**The task**
Nothing but the lines from the one with "Output the text content of this document." to the final line should be returned, each exactly as it appears.
######
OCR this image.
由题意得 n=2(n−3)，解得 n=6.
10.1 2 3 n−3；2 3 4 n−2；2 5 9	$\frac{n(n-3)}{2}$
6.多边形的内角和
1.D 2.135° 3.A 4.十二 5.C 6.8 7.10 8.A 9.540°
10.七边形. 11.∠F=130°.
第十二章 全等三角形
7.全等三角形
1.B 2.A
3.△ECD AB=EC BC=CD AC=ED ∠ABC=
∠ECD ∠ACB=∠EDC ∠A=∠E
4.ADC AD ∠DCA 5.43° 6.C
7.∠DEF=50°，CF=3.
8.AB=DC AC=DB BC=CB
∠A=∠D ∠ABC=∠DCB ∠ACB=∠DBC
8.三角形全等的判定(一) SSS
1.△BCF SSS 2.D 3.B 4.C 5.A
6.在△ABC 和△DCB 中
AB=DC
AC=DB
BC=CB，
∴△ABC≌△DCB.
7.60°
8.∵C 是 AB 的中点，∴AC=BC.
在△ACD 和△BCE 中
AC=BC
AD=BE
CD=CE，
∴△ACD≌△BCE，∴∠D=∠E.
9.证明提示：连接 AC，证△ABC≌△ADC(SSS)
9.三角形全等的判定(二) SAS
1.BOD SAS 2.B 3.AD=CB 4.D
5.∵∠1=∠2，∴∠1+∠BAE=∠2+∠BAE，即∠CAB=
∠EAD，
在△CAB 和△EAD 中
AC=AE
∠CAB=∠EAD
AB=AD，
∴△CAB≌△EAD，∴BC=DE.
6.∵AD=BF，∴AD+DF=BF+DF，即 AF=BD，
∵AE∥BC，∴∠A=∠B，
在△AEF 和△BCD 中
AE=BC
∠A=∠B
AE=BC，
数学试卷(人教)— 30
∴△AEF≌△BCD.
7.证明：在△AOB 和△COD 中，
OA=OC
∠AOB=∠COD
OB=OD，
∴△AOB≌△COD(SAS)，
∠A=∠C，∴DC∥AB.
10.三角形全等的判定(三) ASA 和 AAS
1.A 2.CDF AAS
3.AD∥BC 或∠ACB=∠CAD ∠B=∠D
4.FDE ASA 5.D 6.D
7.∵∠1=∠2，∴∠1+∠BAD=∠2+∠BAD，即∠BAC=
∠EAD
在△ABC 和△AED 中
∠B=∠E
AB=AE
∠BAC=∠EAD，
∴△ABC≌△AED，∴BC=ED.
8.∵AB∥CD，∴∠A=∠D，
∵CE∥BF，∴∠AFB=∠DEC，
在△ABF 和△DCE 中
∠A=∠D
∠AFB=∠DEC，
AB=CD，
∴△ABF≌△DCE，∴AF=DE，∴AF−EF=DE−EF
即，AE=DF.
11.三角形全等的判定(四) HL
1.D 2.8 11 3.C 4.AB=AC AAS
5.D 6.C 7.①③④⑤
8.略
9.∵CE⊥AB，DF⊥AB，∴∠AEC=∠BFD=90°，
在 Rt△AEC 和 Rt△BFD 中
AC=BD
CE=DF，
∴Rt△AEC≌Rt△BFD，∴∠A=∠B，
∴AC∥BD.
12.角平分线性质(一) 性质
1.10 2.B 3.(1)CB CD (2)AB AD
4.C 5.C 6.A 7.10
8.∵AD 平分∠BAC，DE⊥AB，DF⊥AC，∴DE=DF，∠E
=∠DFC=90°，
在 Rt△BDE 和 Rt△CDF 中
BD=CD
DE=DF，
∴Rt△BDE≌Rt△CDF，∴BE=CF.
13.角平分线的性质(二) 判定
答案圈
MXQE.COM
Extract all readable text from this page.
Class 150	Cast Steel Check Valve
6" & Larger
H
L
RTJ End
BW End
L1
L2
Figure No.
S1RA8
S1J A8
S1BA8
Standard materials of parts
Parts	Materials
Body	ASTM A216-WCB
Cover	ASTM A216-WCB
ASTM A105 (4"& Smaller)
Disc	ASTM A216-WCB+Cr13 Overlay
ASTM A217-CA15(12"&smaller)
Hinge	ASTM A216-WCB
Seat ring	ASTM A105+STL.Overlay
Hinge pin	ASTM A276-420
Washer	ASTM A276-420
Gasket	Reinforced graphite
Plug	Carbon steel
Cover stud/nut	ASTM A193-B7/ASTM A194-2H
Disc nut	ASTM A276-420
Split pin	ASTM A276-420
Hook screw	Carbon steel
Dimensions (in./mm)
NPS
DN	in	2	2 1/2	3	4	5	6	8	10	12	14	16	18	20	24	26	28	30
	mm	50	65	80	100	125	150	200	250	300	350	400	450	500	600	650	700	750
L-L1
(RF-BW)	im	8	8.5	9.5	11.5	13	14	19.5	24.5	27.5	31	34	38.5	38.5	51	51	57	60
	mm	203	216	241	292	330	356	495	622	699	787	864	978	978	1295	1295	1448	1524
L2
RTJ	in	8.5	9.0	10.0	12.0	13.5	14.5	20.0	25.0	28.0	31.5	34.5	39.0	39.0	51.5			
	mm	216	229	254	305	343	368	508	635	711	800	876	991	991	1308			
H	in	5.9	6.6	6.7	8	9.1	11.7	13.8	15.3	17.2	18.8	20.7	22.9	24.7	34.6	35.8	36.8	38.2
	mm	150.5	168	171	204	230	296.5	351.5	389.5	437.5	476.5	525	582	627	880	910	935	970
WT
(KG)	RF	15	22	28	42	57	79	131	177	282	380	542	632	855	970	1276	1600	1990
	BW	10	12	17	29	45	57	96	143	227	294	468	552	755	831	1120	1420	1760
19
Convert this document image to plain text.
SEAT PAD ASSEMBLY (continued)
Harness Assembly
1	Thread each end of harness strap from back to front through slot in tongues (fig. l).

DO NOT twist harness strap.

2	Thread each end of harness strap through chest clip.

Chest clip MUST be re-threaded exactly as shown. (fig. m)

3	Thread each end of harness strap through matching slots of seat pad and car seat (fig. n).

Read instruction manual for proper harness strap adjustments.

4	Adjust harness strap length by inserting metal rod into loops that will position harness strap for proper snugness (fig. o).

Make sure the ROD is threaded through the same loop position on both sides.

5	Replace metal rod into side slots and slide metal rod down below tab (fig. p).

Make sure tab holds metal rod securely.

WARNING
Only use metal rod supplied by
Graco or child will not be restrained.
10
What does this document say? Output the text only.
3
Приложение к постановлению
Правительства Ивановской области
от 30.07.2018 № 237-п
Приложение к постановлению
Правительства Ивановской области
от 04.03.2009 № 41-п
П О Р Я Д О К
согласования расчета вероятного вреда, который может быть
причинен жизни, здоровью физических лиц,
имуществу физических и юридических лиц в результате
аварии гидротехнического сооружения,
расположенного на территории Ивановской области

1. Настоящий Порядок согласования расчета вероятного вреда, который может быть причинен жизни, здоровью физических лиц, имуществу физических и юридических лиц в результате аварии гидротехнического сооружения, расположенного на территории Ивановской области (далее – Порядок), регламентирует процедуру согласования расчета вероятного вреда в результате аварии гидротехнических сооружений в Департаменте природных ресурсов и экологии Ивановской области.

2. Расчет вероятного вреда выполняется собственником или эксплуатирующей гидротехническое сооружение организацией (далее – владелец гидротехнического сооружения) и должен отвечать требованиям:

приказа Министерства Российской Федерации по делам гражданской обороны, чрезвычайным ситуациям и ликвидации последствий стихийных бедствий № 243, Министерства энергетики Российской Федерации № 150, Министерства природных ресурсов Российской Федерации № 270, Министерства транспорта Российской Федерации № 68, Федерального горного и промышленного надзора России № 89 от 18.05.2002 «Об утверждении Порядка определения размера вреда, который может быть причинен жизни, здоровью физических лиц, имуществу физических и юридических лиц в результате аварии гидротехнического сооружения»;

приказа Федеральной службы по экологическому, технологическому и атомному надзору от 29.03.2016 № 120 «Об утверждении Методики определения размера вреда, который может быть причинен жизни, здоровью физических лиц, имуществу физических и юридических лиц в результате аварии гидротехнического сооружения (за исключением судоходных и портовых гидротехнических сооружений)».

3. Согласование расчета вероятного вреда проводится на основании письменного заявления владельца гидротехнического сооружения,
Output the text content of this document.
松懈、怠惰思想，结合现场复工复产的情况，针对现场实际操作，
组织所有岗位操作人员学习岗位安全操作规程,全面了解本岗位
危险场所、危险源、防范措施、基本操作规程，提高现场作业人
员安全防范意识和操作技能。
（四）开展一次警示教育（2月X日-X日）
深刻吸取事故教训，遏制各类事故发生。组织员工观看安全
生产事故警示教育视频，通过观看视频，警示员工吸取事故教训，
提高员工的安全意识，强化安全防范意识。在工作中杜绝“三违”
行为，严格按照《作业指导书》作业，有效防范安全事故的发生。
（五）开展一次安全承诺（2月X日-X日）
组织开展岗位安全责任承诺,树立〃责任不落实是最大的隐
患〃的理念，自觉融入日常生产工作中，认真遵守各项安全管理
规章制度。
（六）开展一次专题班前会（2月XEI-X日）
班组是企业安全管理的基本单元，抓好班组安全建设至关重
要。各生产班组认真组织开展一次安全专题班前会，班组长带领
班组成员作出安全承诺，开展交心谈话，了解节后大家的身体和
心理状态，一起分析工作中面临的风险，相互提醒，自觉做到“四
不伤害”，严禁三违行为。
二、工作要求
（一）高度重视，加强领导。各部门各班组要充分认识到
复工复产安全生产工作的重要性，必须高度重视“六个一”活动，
######
**Right answer**
Output the text content of this document.
松懈、怠惰思想，结合现场复工复产的情况，针对现场实际操作，
组织所有岗位操作人员学习岗位安全操作规程,全面了解本岗位
危险场所、危险源、防范措施、基本操作规程，提高现场作业人
员安全防范意识和操作技能。
（四）开展一次警示教育（2月X日-X日）
深刻吸取事故教训，遏制各类事故发生。组织员工观看安全
生产事故警示教育视频，通过观看视频，警示员工吸取事故教训，
提高员工的安全意识，强化安全防范意识。在工作中杜绝“三违”
行为，严格按照《作业指导书》作业，有效防范安全事故的发生。
（五）开展一次安全承诺（2月X日-X日）
组织开展岗位安全责任承诺,树立〃责任不落实是最大的隐
患〃的理念，自觉融入日常生产工作中，认真遵守各项安全管理
规章制度。
（六）开展一次专题班前会（2月XEI-X日）
班组是企业安全管理的基本单元，抓好班组安全建设至关重
要。各生产班组认真组织开展一次安全专题班前会，班组长带领
班组成员作出安全承诺，开展交心谈话，了解节后大家的身体和
心理状态，一起分析工作中面临的风险，相互提醒，自觉做到“四
不伤害”，严禁三违行为。
二、工作要求
（一）高度重视，加强领导。各部门各班组要充分认识到
复工复产安全生产工作的重要性，必须高度重视“六个一”活动，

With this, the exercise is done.